## start DATA TO PROCESS

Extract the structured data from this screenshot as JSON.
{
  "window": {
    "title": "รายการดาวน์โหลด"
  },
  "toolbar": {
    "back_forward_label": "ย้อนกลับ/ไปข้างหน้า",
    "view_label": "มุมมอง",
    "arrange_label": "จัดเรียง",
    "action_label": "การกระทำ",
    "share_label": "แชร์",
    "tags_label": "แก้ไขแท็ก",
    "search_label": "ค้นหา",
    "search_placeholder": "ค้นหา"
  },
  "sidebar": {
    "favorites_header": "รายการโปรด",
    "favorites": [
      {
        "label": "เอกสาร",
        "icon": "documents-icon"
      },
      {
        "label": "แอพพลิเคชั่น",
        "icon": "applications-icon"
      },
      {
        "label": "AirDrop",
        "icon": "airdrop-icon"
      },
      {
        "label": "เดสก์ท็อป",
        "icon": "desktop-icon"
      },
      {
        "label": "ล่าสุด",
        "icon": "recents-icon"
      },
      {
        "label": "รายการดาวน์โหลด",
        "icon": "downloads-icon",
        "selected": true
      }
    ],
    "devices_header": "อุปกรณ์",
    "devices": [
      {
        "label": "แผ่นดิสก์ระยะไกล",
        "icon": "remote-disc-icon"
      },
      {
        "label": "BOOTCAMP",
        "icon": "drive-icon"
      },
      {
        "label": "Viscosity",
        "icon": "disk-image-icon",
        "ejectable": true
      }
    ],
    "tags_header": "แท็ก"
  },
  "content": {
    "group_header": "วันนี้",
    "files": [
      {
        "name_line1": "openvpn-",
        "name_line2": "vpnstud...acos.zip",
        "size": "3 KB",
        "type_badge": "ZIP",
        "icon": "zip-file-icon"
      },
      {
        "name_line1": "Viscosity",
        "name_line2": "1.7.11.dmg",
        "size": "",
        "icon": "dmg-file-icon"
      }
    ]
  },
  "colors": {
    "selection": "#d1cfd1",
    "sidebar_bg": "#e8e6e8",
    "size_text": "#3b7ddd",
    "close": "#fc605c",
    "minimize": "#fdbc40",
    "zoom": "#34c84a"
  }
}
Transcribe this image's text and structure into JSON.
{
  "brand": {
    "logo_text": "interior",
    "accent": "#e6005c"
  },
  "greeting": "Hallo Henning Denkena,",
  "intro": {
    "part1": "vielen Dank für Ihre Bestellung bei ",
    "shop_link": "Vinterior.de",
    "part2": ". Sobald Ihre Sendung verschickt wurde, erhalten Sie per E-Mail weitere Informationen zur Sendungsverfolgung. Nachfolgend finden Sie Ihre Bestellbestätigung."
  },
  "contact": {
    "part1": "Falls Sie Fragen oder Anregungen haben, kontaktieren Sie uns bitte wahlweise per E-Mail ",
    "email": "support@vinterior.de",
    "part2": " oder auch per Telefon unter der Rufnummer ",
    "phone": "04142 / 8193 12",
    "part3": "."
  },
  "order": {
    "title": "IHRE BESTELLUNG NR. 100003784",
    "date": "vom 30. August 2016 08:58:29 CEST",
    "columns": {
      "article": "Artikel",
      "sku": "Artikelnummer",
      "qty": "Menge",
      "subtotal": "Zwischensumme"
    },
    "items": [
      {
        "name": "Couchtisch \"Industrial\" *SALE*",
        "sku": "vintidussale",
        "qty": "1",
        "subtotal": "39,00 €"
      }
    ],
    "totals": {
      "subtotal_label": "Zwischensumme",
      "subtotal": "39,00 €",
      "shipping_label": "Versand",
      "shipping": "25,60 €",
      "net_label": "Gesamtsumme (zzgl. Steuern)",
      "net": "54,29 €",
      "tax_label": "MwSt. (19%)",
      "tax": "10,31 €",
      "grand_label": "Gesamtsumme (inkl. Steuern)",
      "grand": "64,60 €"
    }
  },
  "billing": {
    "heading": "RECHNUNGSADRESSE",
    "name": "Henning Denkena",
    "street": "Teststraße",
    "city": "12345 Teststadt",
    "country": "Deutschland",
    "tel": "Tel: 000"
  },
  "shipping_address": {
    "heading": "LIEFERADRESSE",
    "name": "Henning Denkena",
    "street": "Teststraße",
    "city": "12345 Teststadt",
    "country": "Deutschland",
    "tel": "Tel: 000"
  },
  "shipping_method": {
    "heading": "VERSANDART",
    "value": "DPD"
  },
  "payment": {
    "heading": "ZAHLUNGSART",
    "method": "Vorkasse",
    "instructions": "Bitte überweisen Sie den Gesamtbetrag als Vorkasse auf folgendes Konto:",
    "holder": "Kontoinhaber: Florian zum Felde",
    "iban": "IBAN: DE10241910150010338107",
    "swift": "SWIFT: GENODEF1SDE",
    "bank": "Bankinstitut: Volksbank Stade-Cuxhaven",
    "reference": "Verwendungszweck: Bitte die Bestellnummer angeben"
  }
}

## end DATA TO PROCESS

SET PROBLEM
The listing above must be transcribed exactly, line by line.

RESULT OF THIS TASK
Extract the structured data from this screenshot as JSON.
{
  "window": {
    "title": "รายการดาวน์โหลด"
  },
  "toolbar": {
    "back_forward_label": "ย้อนกลับ/ไปข้างหน้า",
    "view_label": "มุมมอง",
    "arrange_label": "จัดเรียง",
    "action_label": "การกระทำ",
    "share_label": "แชร์",
    "tags_label": "แก้ไขแท็ก",
    "search_label": "ค้นหา",
    "search_placeholder": "ค้นหา"
  },
  "sidebar": {
    "favorites_header": "รายการโปรด",
    "favorites": [
      {
        "label": "เอกสาร",
        "icon": "documents-icon"
      },
      {
        "label": "แอพพลิเคชั่น",
        "icon": "applications-icon"
      },
      {
        "label": "AirDrop",
        "icon": "airdrop-icon"
      },
      {
        "label": "เดสก์ท็อป",
        "icon": "desktop-icon"
      },
      {
        "label": "ล่าสุด",
        "icon": "recents-icon"
      },
      {
        "label": "รายการดาวน์โหลด",
        "icon": "downloads-icon",
        "selected": true
      }
    ],
    "devices_header": "อุปกรณ์",
    "devices": [
      {
        "label": "แผ่นดิสก์ระยะไกล",
        "icon": "remote-disc-icon"
      },
      {
        "label": "BOOTCAMP",
        "icon": "drive-icon"
      },
      {
        "label": "Viscosity",
        "icon": "disk-image-icon",
        "ejectable": true
      }
    ],
    "tags_header": "แท็ก"
  },
  "content": {
    "group_header": "วันนี้",
    "files": [
      {
        "name_line1": "openvpn-",
        "name_line2": "vpnstud...acos.zip",
        "size": "3 KB",
        "type_badge": "ZIP",
        "icon": "zip-file-icon"
      },
      {
        "name_line1": "Viscosity",
        "name_line2": "1.7.11.dmg",
        "size": "",
        "icon": "dmg-file-icon"
      }
    ]
  },
  "colors": {
    "selection": "#d1cfd1",
    "sidebar_bg": "#e8e6e8",
    "size_text": "#3b7ddd",
    "close": "#fc605c",
    "minimize": "#fdbc40",
    "zoom": "#34c84a"
  }
}
Transcribe this image's text and structure into JSON.
{
  "brand": {
    "logo_text": "interior",
    "accent": "#e6005c"
  },
  "greeting": "Hallo Henning Denkena,",
  "intro": {
    "part1": "vielen Dank für Ihre Bestellung bei ",
    "shop_link": "Vinterior.de",
    "part2": ". Sobald Ihre Sendung verschickt wurde, erhalten Sie per E-Mail weitere Informationen zur Sendungsverfolgung. Nachfolgend finden Sie Ihre Bestellbestätigung."
  },
  "contact": {
    "part1": "Falls Sie Fragen oder Anregungen haben, kontaktieren Sie uns bitte wahlweise per E-Mail ",
    "email": "support@vinterior.de",
    "part2": " oder auch per Telefon unter der Rufnummer ",
    "phone": "04142 / 8193 12",
    "part3": "."
  },
  "order": {
    "title": "IHRE BESTELLUNG NR. 100003784",
    "date": "vom 30. August 2016 08:58:29 CEST",
    "columns": {
      "article": "Artikel",
      "sku": "Artikelnummer",
      "qty": "Menge",
      "subtotal": "Zwischensumme"
    },
    "items": [
      {
        "name": "Couchtisch \"Industrial\" *SALE*",
        "sku": "vintidussale",
        "qty": "1",
        "subtotal": "39,00 €"
      }
    ],
    "totals": {
      "subtotal_label": "Zwischensumme",
      "subtotal": "39,00 €",
      "shipping_label": "Versand",
      "shipping": "25,60 €",
      "net_label": "Gesamtsumme (zzgl. Steuern)",
      "net": "54,29 €",
      "tax_label": "MwSt. (19%)",
      "tax": "10,31 €",
      "grand_label": "Gesamtsumme (inkl. Steuern)",
      "grand": "64,60 €"
    }
  },
  "billing": {
    "heading": "RECHNUNGSADRESSE",
    "name": "Henning Denkena",
    "street": "Teststraße",
    "city": "12345 Teststadt",
    "country": "Deutschland",
    "tel": "Tel: 000"
  },
  "shipping_address": {
    "heading": "LIEFERADRESSE",
    "name": "Henning Denkena",
    "street": "Teststraße",
    "city": "12345 Teststadt",
    "country": "Deutschland",
    "tel": "Tel: 000"
  },
  "shipping_method": {
    "heading": "VERSANDART",
    "value": "DPD"
  },
  "payment": {
    "heading": "ZAHLUNGSART",
    "method": "Vorkasse",
    "instructions": "Bitte überweisen Sie den Gesamtbetrag als Vorkasse auf folgendes Konto:",
    "holder": "Kontoinhaber: Florian zum Felde",
    "iban": "IBAN: DE10241910150010338107",
    "swift": "SWIFT: GENODEF1SDE",
    "bank": "Bankinstitut: Volksbank Stade-Cuxhaven",
    "reference": "Verwendungszweck: Bitte die Bestellnummer angeben"
  }
}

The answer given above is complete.